Determine the number of lines containing the word "image", and state that figure alone.

— Start —

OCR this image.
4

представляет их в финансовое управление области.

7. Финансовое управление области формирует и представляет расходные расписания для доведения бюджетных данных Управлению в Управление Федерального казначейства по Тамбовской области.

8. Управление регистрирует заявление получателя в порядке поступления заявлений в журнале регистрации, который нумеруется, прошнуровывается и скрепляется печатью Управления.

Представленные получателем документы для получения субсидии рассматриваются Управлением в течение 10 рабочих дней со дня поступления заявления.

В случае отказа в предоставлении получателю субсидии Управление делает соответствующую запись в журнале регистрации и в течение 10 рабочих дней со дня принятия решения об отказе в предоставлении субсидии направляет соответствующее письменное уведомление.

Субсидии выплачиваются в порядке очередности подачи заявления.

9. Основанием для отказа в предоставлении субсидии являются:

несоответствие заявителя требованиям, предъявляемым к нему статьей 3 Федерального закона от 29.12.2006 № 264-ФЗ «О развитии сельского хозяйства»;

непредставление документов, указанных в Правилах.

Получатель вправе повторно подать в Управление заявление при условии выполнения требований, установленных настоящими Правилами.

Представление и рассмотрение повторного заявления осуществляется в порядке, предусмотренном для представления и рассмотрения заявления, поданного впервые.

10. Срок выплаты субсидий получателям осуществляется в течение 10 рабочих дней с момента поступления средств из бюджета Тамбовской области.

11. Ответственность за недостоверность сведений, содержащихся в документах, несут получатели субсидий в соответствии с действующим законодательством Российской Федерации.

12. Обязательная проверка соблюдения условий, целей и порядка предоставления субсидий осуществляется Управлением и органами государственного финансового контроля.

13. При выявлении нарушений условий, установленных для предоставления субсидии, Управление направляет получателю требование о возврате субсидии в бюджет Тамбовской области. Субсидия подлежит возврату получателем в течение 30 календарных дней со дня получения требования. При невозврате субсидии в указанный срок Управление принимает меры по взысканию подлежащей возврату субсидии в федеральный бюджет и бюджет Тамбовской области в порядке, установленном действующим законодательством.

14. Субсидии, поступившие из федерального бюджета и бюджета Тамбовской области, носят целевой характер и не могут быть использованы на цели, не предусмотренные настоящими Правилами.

— End —
— Start —

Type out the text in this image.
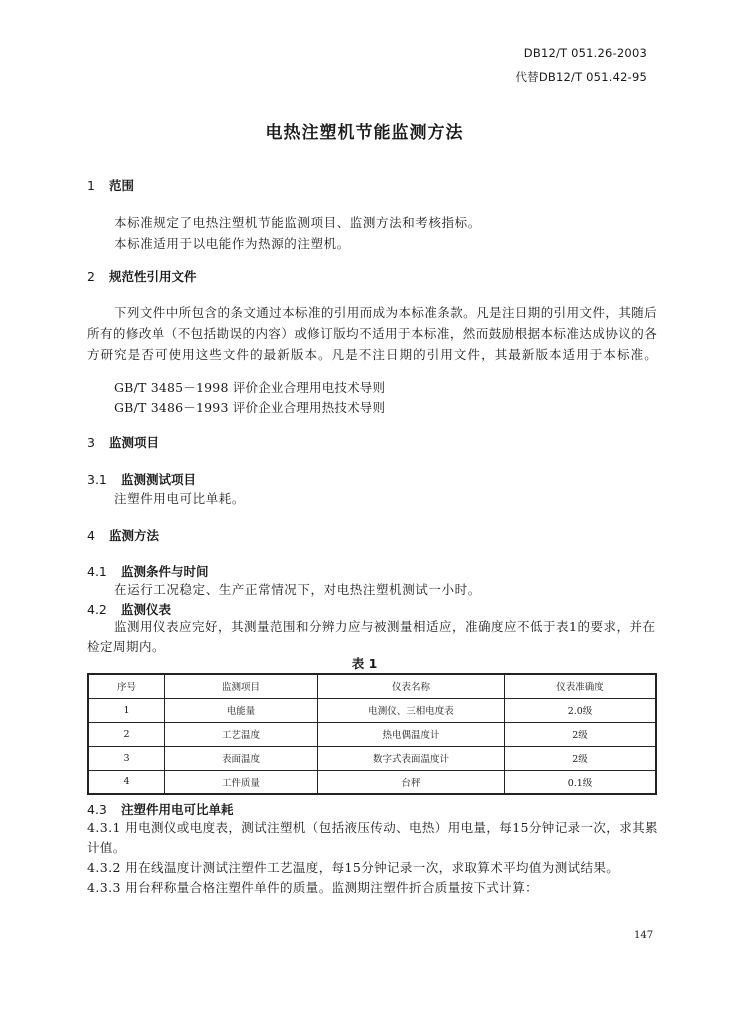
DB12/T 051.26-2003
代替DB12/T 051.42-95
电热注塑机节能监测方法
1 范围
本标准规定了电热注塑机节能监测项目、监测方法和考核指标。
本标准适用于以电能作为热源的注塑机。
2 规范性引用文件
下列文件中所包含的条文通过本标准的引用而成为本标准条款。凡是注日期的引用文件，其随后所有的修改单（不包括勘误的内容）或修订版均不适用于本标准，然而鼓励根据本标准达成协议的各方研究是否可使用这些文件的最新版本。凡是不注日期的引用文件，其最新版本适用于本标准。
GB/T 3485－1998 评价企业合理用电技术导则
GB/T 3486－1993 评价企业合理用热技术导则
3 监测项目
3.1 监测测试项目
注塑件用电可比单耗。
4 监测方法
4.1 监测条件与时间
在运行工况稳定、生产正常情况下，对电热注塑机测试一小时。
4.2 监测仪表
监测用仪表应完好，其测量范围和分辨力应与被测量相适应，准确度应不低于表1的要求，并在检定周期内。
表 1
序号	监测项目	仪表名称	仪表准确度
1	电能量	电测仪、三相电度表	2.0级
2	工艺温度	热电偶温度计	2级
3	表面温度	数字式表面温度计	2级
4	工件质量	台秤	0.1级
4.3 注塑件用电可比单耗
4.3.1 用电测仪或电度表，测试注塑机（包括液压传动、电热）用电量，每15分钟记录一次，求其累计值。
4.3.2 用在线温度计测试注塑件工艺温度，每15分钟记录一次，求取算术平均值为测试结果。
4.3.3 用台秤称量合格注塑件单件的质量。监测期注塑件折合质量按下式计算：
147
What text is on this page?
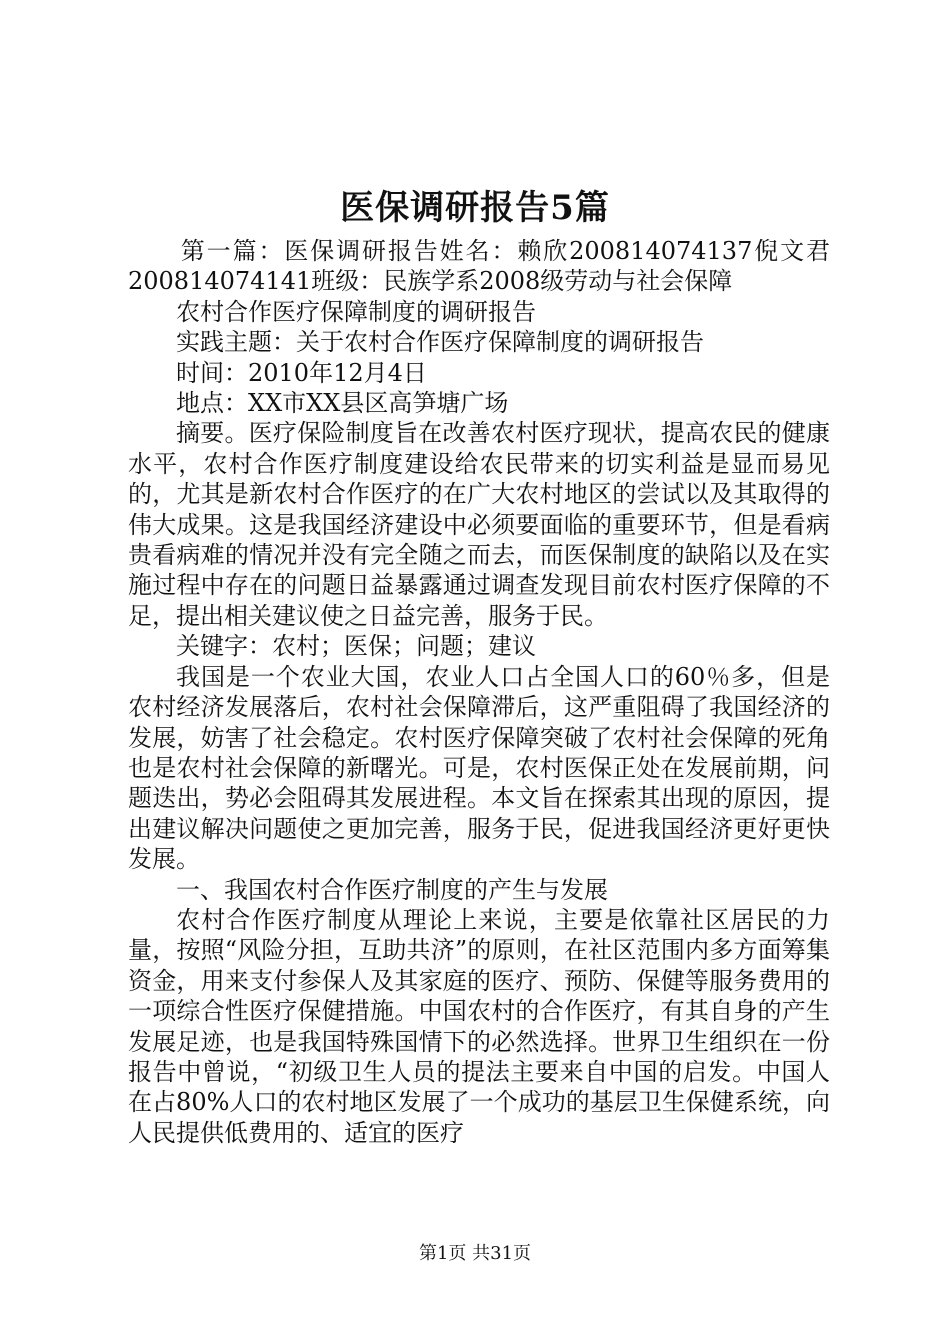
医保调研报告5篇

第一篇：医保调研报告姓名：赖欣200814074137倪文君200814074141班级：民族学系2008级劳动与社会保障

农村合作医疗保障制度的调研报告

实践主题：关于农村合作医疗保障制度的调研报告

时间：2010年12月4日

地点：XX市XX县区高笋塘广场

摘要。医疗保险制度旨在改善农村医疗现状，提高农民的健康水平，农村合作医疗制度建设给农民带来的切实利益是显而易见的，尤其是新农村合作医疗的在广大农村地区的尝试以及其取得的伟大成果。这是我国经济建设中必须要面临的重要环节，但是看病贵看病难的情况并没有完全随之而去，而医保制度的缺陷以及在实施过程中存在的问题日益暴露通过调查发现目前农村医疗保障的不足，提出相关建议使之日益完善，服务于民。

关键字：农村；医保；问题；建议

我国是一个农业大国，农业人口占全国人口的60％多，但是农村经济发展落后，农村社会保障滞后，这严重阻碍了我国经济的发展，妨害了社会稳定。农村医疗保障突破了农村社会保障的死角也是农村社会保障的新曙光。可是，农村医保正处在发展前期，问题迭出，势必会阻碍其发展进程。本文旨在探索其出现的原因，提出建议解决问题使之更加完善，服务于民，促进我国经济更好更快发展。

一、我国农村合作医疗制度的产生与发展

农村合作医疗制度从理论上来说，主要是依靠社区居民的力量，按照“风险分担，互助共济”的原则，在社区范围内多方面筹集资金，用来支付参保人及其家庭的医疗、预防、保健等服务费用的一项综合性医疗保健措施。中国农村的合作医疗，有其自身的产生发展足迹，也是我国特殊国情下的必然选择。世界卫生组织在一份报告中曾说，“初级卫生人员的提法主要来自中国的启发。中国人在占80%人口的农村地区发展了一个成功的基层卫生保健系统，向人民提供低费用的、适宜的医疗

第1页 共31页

— End —

* [FULL ANSWER]: 2